Stored records
━━━━━━━━━━━━━━━━━━━━━━━━━━━━━━

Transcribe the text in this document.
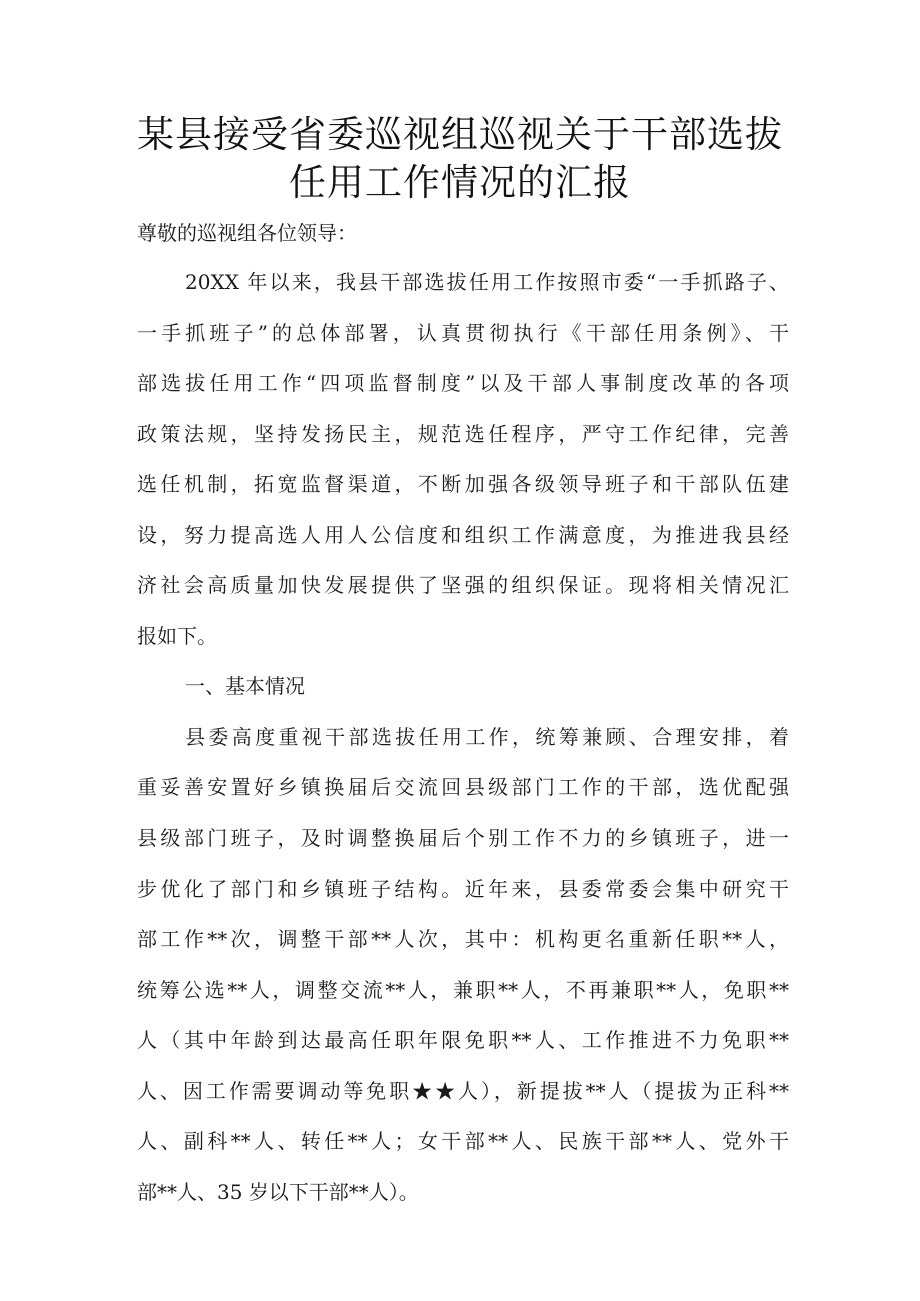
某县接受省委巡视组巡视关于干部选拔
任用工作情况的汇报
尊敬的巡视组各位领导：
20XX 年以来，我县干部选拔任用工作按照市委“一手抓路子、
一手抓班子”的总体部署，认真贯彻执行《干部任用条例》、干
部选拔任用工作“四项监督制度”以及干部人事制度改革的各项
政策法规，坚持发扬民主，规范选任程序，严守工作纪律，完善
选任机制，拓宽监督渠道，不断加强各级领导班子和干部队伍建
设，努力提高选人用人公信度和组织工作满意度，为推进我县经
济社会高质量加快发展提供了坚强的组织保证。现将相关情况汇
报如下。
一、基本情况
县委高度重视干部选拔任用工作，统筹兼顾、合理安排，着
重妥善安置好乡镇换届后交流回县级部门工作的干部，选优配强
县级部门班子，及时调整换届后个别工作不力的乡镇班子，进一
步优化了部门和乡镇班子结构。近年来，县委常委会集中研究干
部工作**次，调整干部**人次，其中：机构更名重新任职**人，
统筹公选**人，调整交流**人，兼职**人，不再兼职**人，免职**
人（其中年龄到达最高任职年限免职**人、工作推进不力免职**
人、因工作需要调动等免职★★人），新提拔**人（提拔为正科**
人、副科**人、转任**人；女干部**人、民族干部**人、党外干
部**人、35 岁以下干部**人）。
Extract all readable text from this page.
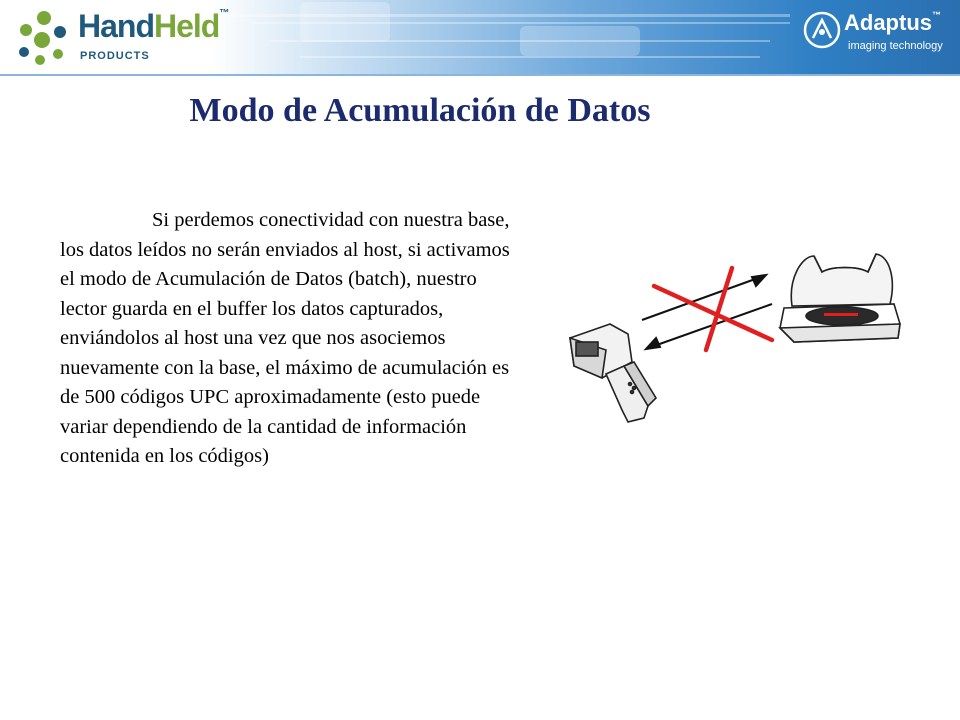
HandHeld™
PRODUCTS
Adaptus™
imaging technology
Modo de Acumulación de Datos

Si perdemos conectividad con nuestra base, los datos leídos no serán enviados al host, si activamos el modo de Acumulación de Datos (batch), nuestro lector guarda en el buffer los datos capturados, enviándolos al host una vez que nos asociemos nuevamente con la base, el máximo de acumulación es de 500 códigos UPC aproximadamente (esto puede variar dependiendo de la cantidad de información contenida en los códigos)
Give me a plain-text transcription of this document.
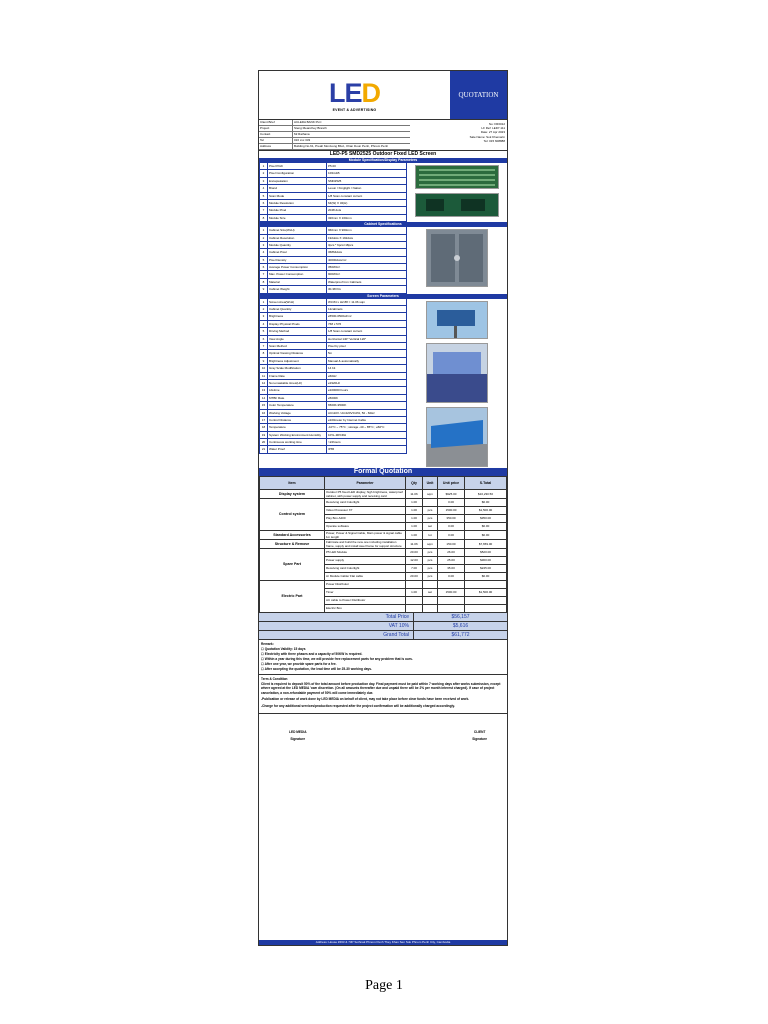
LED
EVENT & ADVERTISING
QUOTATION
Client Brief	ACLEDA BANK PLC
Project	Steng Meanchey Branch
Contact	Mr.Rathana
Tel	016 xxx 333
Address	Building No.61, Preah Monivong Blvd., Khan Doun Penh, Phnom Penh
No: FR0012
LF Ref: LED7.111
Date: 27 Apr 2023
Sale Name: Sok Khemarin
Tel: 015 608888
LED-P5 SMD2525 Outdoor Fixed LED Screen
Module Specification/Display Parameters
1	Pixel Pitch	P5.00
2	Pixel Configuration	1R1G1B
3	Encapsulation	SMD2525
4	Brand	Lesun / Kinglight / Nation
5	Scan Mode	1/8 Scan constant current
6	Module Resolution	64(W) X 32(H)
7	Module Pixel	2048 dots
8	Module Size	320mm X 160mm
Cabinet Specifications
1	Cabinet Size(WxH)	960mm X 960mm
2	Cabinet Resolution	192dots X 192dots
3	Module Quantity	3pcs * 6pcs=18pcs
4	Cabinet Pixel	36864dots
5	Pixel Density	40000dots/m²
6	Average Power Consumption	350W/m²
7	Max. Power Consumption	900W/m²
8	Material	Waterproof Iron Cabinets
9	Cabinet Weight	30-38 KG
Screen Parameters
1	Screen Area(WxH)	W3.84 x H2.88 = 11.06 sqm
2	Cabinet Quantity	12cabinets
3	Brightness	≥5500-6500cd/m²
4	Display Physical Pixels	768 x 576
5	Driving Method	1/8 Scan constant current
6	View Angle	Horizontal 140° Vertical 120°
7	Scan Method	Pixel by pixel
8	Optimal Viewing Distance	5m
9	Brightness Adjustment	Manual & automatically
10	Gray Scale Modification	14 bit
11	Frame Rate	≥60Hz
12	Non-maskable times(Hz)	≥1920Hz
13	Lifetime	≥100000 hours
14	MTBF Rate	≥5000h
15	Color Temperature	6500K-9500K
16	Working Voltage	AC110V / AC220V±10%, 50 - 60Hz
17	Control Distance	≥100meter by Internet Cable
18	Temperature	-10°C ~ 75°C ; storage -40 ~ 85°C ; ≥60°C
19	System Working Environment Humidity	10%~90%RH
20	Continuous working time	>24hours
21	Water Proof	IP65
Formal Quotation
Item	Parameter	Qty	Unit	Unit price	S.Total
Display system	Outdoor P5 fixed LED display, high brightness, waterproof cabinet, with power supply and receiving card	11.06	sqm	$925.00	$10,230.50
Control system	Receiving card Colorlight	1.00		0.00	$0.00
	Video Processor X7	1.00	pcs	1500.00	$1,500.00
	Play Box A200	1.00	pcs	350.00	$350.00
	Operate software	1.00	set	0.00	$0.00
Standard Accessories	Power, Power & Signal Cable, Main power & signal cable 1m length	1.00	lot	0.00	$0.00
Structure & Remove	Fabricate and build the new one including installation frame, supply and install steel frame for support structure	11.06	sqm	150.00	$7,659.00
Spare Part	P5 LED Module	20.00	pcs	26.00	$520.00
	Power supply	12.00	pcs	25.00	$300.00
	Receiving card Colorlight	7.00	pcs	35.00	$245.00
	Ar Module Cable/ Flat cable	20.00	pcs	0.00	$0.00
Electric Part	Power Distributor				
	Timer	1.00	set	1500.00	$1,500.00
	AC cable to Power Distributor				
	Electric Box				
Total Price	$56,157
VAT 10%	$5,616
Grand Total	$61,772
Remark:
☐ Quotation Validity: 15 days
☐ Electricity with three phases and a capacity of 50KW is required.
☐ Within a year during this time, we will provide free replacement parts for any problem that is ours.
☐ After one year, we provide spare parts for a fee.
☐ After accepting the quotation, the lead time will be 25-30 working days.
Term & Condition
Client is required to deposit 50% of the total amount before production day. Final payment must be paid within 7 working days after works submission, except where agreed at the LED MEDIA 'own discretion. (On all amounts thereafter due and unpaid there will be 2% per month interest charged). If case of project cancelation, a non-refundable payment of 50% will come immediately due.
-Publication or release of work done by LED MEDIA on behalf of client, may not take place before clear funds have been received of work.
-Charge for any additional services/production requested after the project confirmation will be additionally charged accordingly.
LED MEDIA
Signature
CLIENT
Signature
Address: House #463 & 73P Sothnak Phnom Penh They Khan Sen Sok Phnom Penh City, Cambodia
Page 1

━━━━━━━━━━━━━━━━━━━━━━━━━━━━━━

• What you will do
Reproduce the listing word for word and omit its pictures.

• Full response
Transcribe the text in this document.
某县接受省委巡视组巡视关于干部选拔
任用工作情况的汇报
尊敬的巡视组各位领导：
20XX 年以来，我县干部选拔任用工作按照市委“一手抓路子、
一手抓班子”的总体部署，认真贯彻执行《干部任用条例》、干
部选拔任用工作“四项监督制度”以及干部人事制度改革的各项
政策法规，坚持发扬民主，规范选任程序，严守工作纪律，完善
选任机制，拓宽监督渠道，不断加强各级领导班子和干部队伍建
设，努力提高选人用人公信度和组织工作满意度，为推进我县经
济社会高质量加快发展提供了坚强的组织保证。现将相关情况汇
报如下。
一、基本情况
县委高度重视干部选拔任用工作，统筹兼顾、合理安排，着
重妥善安置好乡镇换届后交流回县级部门工作的干部，选优配强
县级部门班子，及时调整换届后个别工作不力的乡镇班子，进一
步优化了部门和乡镇班子结构。近年来，县委常委会集中研究干
部工作**次，调整干部**人次，其中：机构更名重新任职**人，
统筹公选**人，调整交流**人，兼职**人，不再兼职**人，免职**
人（其中年龄到达最高任职年限免职**人、工作推进不力免职**
人、因工作需要调动等免职★★人），新提拔**人（提拔为正科**
人、副科**人、转任**人；女干部**人、民族干部**人、党外干
部**人、35 岁以下干部**人）。
Extract all readable text from this page.
HandHeld™
PRODUCTS
Adaptus™
imaging technology
Modo de Acumulación de Datos

Si perdemos conectividad con nuestra base, los datos leídos no serán enviados al host, si activamos el modo de Acumulación de Datos (batch), nuestro lector guarda en el buffer los datos capturados, enviándolos al host una vez que nos asociemos nuevamente con la base, el máximo de acumulación es de 500 códigos UPC aproximadamente (esto puede variar dependiendo de la cantidad de información contenida en los códigos)
Give me a plain-text transcription of this document.
LED
EVENT & ADVERTISING
QUOTATION
Client Brief	ACLEDA BANK PLC
Project	Steng Meanchey Branch
Contact	Mr.Rathana
Tel	016 xxx 333
Address	Building No.61, Preah Monivong Blvd., Khan Doun Penh, Phnom Penh
No: FR0012
LF Ref: LED7.111
Date: 27 Apr 2023
Sale Name: Sok Khemarin
Tel: 015 608888
LED-P5 SMD2525 Outdoor Fixed LED Screen
Module Specification/Display Parameters
1	Pixel Pitch	P5.00
2	Pixel Configuration	1R1G1B
3	Encapsulation	SMD2525
4	Brand	Lesun / Kinglight / Nation
5	Scan Mode	1/8 Scan constant current
6	Module Resolution	64(W) X 32(H)
7	Module Pixel	2048 dots
8	Module Size	320mm X 160mm
Cabinet Specifications
1	Cabinet Size(WxH)	960mm X 960mm
2	Cabinet Resolution	192dots X 192dots
3	Module Quantity	3pcs * 6pcs=18pcs
4	Cabinet Pixel	36864dots
5	Pixel Density	40000dots/m²
6	Average Power Consumption	350W/m²
7	Max. Power Consumption	900W/m²
8	Material	Waterproof Iron Cabinets
9	Cabinet Weight	30-38 KG
Screen Parameters
1	Screen Area(WxH)	W3.84 x H2.88 = 11.06 sqm
2	Cabinet Quantity	12cabinets
3	Brightness	≥5500-6500cd/m²
4	Display Physical Pixels	768 x 576
5	Driving Method	1/8 Scan constant current
6	View Angle	Horizontal 140° Vertical 120°
7	Scan Method	Pixel by pixel
8	Optimal Viewing Distance	5m
9	Brightness Adjustment	Manual & automatically
10	Gray Scale Modification	14 bit
11	Frame Rate	≥60Hz
12	Non-maskable times(Hz)	≥1920Hz
13	Lifetime	≥100000 hours
14	MTBF Rate	≥5000h
15	Color Temperature	6500K-9500K
16	Working Voltage	AC110V / AC220V±10%, 50 - 60Hz
17	Control Distance	≥100meter by Internet Cable
18	Temperature	-10°C ~ 75°C ; storage -40 ~ 85°C ; ≥60°C
19	System Working Environment Humidity	10%~90%RH
20	Continuous working time	>24hours
21	Water Proof	IP65
Formal Quotation
Item	Parameter	Qty	Unit	Unit price	S.Total
Display system	Outdoor P5 fixed LED display, high brightness, waterproof cabinet, with power supply and receiving card	11.06	sqm	$925.00	$10,230.50
Control system	Receiving card Colorlight	1.00		0.00	$0.00
	Video Processor X7	1.00	pcs	1500.00	$1,500.00
	Play Box A200	1.00	pcs	350.00	$350.00
	Operate software	1.00	set	0.00	$0.00
Standard Accessories	Power, Power & Signal Cable, Main power & signal cable 1m length	1.00	lot	0.00	$0.00
Structure & Remove	Fabricate and build the new one including installation frame, supply and install steel frame for support structure	11.06	sqm	150.00	$7,659.00
Spare Part	P5 LED Module	20.00	pcs	26.00	$520.00
	Power supply	12.00	pcs	25.00	$300.00
	Receiving card Colorlight	7.00	pcs	35.00	$245.00
	Ar Module Cable/ Flat cable	20.00	pcs	0.00	$0.00
Electric Part	Power Distributor				
	Timer	1.00	set	1500.00	$1,500.00
	AC cable to Power Distributor				
	Electric Box				
Total Price	$56,157
VAT 10%	$5,616
Grand Total	$61,772
Remark:
☐ Quotation Validity: 15 days
☐ Electricity with three phases and a capacity of 50KW is required.
☐ Within a year during this time, we will provide free replacement parts for any problem that is ours.
☐ After one year, we provide spare parts for a fee.
☐ After accepting the quotation, the lead time will be 25-30 working days.
Term & Condition
Client is required to deposit 50% of the total amount before production day. Final payment must be paid within 7 working days after works submission, except where agreed at the LED MEDIA 'own discretion. (On all amounts thereafter due and unpaid there will be 2% per month interest charged). If case of project cancelation, a non-refundable payment of 50% will come immediately due.
-Publication or release of work done by LED MEDIA on behalf of client, may not take place before clear funds have been received of work.
-Charge for any additional services/production requested after the project confirmation will be additionally charged accordingly.
LED MEDIA
Signature
CLIENT
Signature
Address: House #463 & 73P Sothnak Phnom Penh They Khan Sen Sok Phnom Penh City, Cambodia
Page 1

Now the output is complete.